§ YOUR TASK:
Below are the records; collect from them each line containing the string "وایگل".
********
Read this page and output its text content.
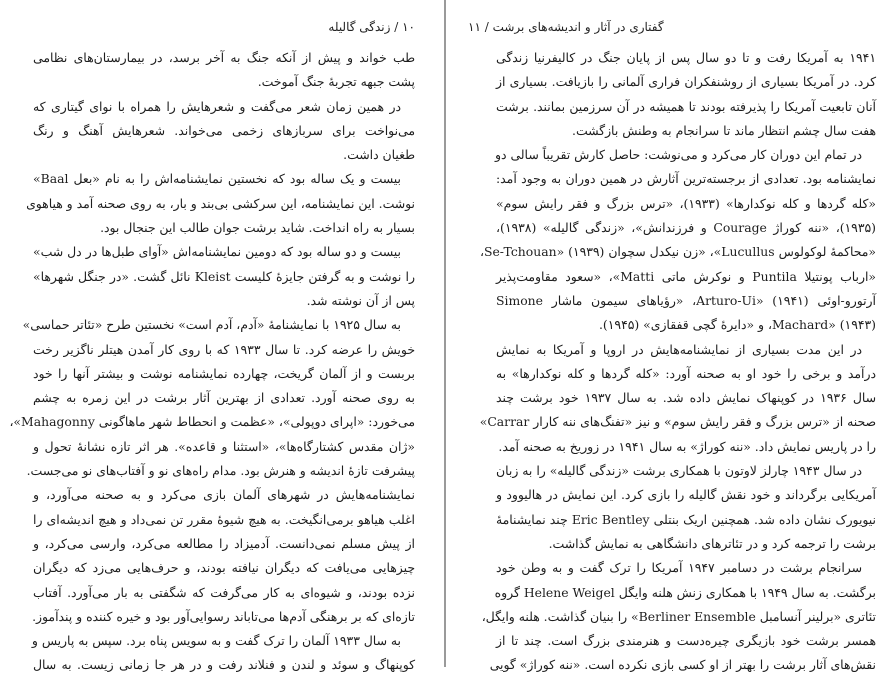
۱۰ / زندگی گالیله
طب خواند و پیش از آنکه جنگ به آخر برسد، در بیمارستان‌های نظامی
پشت جبهه تجربهٔ جنگ آموخت.
در همین زمان شعر می‌گفت و شعرهایش را همراه با نوای گیتاری که
می‌نواخت برای سربازهای زخمی می‌خواند. شعرهایش آهنگ و رنگ
طغیان داشت.
بیست و یک ساله بود که نخستین نمایشنامه‌اش را به نام «بعل Baal»
نوشت. این نمایشنامه، این سرکشی بی‌بند و بار، به روی صحنه آمد و هیاهوی
بسیار به راه انداخت. شاید برشت جوان طالب این جنجال بود.
بیست و دو ساله بود که دومین نمایشنامه‌اش «آوای طبل‌ها در دل شب»
را نوشت و به گرفتن جایزهٔ کلیست Kleist نائل گشت. «در جنگل شهرها»
پس از آن نوشته شد.
به سال ۱۹۲۵ با نمایشنامهٔ «آدم، آدم است» نخستین طرح «تئاتر حماسی»
خویش را عرضه کرد. تا سال ۱۹۳۳ که با روی کار آمدن هیتلر ناگزیر رخت
بربست و از آلمان گریخت، چهارده نمایشنامه نوشت و بیشتر آنها را خود
به روی صحنه آورد. تعدادی از بهترین آثار برشت در این زمره به چشم
می‌خورد: «اپرای دوپولی»، «عظمت و انحطاط شهر ماهاگونی Mahagonny»،
«ژان مقدس کشتارگاه‌ها»، «استثنا و قاعده». هر اثر تازه نشانهٔ تحول و
پیشرفت تازهٔ اندیشه و هنرش بود. مدام راه‌های نو و آفتاب‌های نو می‌جست.
نمایشنامه‌هایش در شهرهای آلمان بازی می‌کرد و به صحنه می‌آورد، و
اغلب هیاهو برمی‌انگیخت. به هیچ شیوهٔ مقرر تن نمی‌داد و هیچ اندیشه‌ای را
از پیش مسلم نمی‌دانست. آدمیزاد را مطالعه می‌کرد، وارسی می‌کرد، و
چیزهایی می‌یافت که دیگران نیافته بودند، و حرف‌هایی می‌زد که دیگران
نزده بودند، و شیوه‌ای به کار می‌گرفت که شگفتی به بار می‌آورد. آفتاب
تازه‌ای که بر برهنگی آدم‌ها می‌تاباند رسوایی‌آور بود و خیره کننده و پندآموز.
به سال ۱۹۳۳ آلمان را ترک گفت و به سویس پناه برد. سپس به پاریس و
کوپنهاگ و سوئد و لندن و فنلاند رفت و در هر جا زمانی زیست. به سال
گفتاری در آثار و اندیشه‌های برشت / ۱۱
۱۹۴۱ به آمریکا رفت و تا دو سال پس از پایان جنگ در کالیفرنیا زندگی
کرد. در آمریکا بسیاری از روشنفکران فراری آلمانی را بازیافت. بسیاری از
آنان تابعیت آمریکا را پذیرفته بودند تا همیشه در آن سرزمین بمانند. برشت
هفت سال چشم انتظار ماند تا سرانجام به وطنش بازگشت.
در تمام این دوران کار می‌کرد و می‌نوشت: حاصل کارش تقریباً سالی دو
نمایشنامه بود. تعدادی از برجسته‌ترین آثارش در همین دوران به وجود آمد:
«کله گردها و کله نوکدارها» (۱۹۳۳)، «ترس بزرگ و فقر رایش سوم»
(۱۹۳۵)، «ننه کوراژ Courage و فرزندانش»، «زندگی گالیله» (۱۹۳۸)،
«محاکمهٔ لوکولوس Lucullus»، «زن نیکدل سچوان Se-Tchouan» (۱۹۳۹)،
«ارباب پونتیلا Puntila و نوکرش ماتی Matti»، «سعود مقاومت‌پذیر
آرتورو-اوئی Arturo-Ui» (۱۹۴۱)، «رؤیاهای سیمون ماشار Simone
Machard» (۱۹۴۳)، و «دایرهٔ گچی قفقازی» (۱۹۴۵).
در این مدت بسیاری از نمایشنامه‌هایش در اروپا و آمریکا به نمایش
درآمد و برخی را خود او به صحنه آورد: «کله گردها و کله نوکدارها» به
سال ۱۹۳۶ در کوپنهاک نمایش داده شد. به سال ۱۹۳۷ خود برشت چند
صحنه از «ترس بزرگ و فقر رایش سوم» و نیز «تفنگ‌های ننه کارار Carrar»
را در پاریس نمایش داد. «ننه کوراژ» به سال ۱۹۴۱ در زوریخ به صحنه آمد.
در سال ۱۹۴۳ چارلز لاوتون با همکاری برشت «زندگی گالیله» را به زبان
آمریکایی برگرداند و خود نقش گالیله را بازی کرد. این نمایش در هالیوود و
نیویورک نشان داده شد. همچنین اریک بنتلی Eric Bentley چند نمایشنامهٔ
برشت را ترجمه کرد و در تئاترهای دانشگاهی به نمایش گذاشت.
سرانجام برشت در دسامبر ۱۹۴۷ آمریکا را ترک گفت و به وطن خود
برگشت. به سال ۱۹۴۹ با همکاری زنش هلنه وایگل Helene Weigel گروه
تئاتری «برلینر آنسامبل Berliner Ensemble» را بنیان گذاشت. هلنه وایگل،
همسر برشت خود بازیگری چیره‌دست و هنرمندی بزرگ است. چند تا از
نقش‌های آثار برشت را بهتر از او کسی بازی نکرده است. «ننه کوراژ» گویی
********
§ EXPECTED ANSWER:
برگشت. به سال ۱۹۴۹ با همکاری زنش هلنه وایگل Helene Weigel گروه
تئاتری «برلینر آنسامبل Berliner Ensemble» را بنیان گذاشت. هلنه وایگل،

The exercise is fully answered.